>> START Given information

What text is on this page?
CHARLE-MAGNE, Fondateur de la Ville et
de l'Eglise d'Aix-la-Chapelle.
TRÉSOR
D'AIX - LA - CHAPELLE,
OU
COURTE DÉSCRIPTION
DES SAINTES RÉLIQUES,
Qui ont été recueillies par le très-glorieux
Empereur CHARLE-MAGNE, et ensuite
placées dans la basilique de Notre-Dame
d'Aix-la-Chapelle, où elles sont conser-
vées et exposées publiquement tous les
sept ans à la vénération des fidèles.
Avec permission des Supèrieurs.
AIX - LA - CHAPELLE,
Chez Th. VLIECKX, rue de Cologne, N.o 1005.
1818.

>> END Given information

● Exercise requirements: Type out all of the material again, word for word.

● Complete output:
What text is on this page?
CHARLE-MAGNE, Fondateur de la Ville et
de l'Eglise d'Aix-la-Chapelle.
TRÉSOR
D'AIX - LA - CHAPELLE,
OU
COURTE DÉSCRIPTION
DES SAINTES RÉLIQUES,
Qui ont été recueillies par le très-glorieux
Empereur CHARLE-MAGNE, et ensuite
placées dans la basilique de Notre-Dame
d'Aix-la-Chapelle, où elles sont conser-
vées et exposées publiquement tous les
sept ans à la vénération des fidèles.
Avec permission des Supèrieurs.
AIX - LA - CHAPELLE,
Chez Th. VLIECKX, rue de Cologne, N.o 1005.
1818.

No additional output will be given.